Repeat the records verbatim and leave the pictures out of your copy.

──────

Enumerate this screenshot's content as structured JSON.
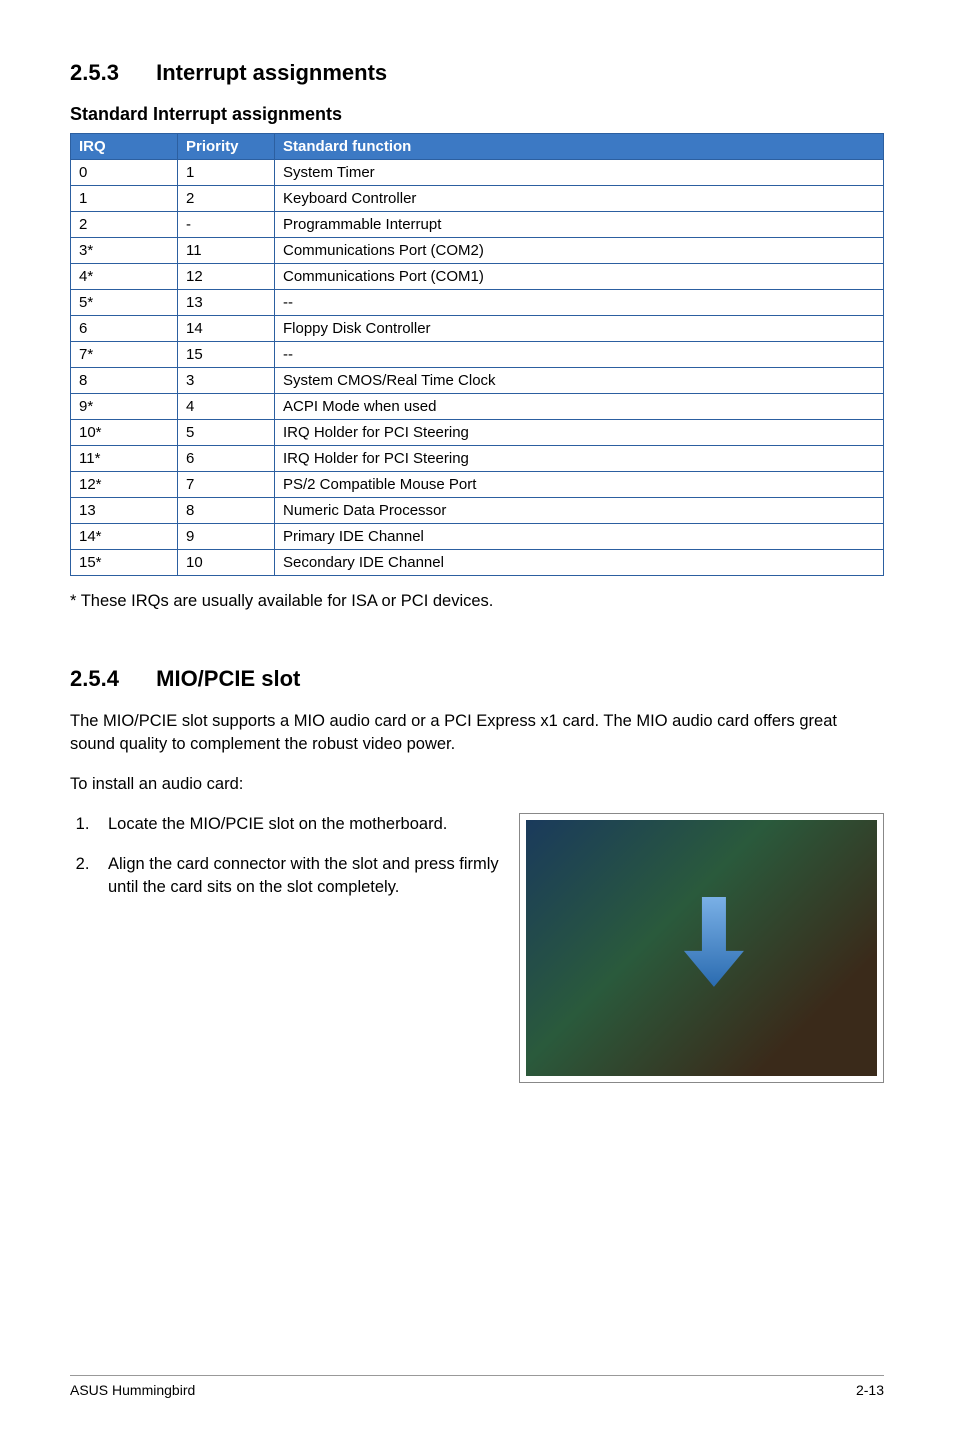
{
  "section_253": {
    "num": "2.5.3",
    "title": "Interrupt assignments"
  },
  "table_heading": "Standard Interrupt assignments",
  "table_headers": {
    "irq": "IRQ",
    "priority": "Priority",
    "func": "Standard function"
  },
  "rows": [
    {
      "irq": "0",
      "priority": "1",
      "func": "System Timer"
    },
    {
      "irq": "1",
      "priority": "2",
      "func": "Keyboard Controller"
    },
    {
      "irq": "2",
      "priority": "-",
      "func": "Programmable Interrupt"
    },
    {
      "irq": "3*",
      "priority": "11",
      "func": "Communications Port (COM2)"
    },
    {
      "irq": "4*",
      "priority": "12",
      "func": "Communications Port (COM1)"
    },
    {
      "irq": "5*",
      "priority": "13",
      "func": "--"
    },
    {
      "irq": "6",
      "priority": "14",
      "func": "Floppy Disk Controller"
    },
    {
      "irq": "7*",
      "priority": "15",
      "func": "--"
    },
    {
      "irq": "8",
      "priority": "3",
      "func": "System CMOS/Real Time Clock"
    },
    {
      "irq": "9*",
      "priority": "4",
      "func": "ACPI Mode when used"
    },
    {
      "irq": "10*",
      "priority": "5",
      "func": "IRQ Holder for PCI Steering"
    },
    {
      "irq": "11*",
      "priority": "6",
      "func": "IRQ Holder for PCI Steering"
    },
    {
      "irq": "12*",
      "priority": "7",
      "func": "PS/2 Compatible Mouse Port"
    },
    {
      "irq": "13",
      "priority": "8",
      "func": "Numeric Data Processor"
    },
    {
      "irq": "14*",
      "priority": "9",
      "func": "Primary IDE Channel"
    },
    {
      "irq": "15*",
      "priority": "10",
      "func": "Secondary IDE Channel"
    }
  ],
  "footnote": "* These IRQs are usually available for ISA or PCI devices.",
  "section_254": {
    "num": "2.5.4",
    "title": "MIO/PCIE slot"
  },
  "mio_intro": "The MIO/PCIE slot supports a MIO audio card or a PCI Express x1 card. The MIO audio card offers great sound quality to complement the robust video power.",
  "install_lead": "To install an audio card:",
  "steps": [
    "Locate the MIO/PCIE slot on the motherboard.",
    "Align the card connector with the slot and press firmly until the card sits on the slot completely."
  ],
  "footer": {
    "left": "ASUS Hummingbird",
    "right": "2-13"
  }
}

──────

Response to the task:
Enumerate this screenshot's content as structured JSON.
{
  "section_253": {
    "num": "2.5.3",
    "title": "Interrupt assignments"
  },
  "table_heading": "Standard Interrupt assignments",
  "table_headers": {
    "irq": "IRQ",
    "priority": "Priority",
    "func": "Standard function"
  },
  "rows": [
    {
      "irq": "0",
      "priority": "1",
      "func": "System Timer"
    },
    {
      "irq": "1",
      "priority": "2",
      "func": "Keyboard Controller"
    },
    {
      "irq": "2",
      "priority": "-",
      "func": "Programmable Interrupt"
    },
    {
      "irq": "3*",
      "priority": "11",
      "func": "Communications Port (COM2)"
    },
    {
      "irq": "4*",
      "priority": "12",
      "func": "Communications Port (COM1)"
    },
    {
      "irq": "5*",
      "priority": "13",
      "func": "--"
    },
    {
      "irq": "6",
      "priority": "14",
      "func": "Floppy Disk Controller"
    },
    {
      "irq": "7*",
      "priority": "15",
      "func": "--"
    },
    {
      "irq": "8",
      "priority": "3",
      "func": "System CMOS/Real Time Clock"
    },
    {
      "irq": "9*",
      "priority": "4",
      "func": "ACPI Mode when used"
    },
    {
      "irq": "10*",
      "priority": "5",
      "func": "IRQ Holder for PCI Steering"
    },
    {
      "irq": "11*",
      "priority": "6",
      "func": "IRQ Holder for PCI Steering"
    },
    {
      "irq": "12*",
      "priority": "7",
      "func": "PS/2 Compatible Mouse Port"
    },
    {
      "irq": "13",
      "priority": "8",
      "func": "Numeric Data Processor"
    },
    {
      "irq": "14*",
      "priority": "9",
      "func": "Primary IDE Channel"
    },
    {
      "irq": "15*",
      "priority": "10",
      "func": "Secondary IDE Channel"
    }
  ],
  "footnote": "* These IRQs are usually available for ISA or PCI devices.",
  "section_254": {
    "num": "2.5.4",
    "title": "MIO/PCIE slot"
  },
  "mio_intro": "The MIO/PCIE slot supports a MIO audio card or a PCI Express x1 card. The MIO audio card offers great sound quality to complement the robust video power.",
  "install_lead": "To install an audio card:",
  "steps": [
    "Locate the MIO/PCIE slot on the motherboard.",
    "Align the card connector with the slot and press firmly until the card sits on the slot completely."
  ],
  "footer": {
    "left": "ASUS Hummingbird",
    "right": "2-13"
  }
}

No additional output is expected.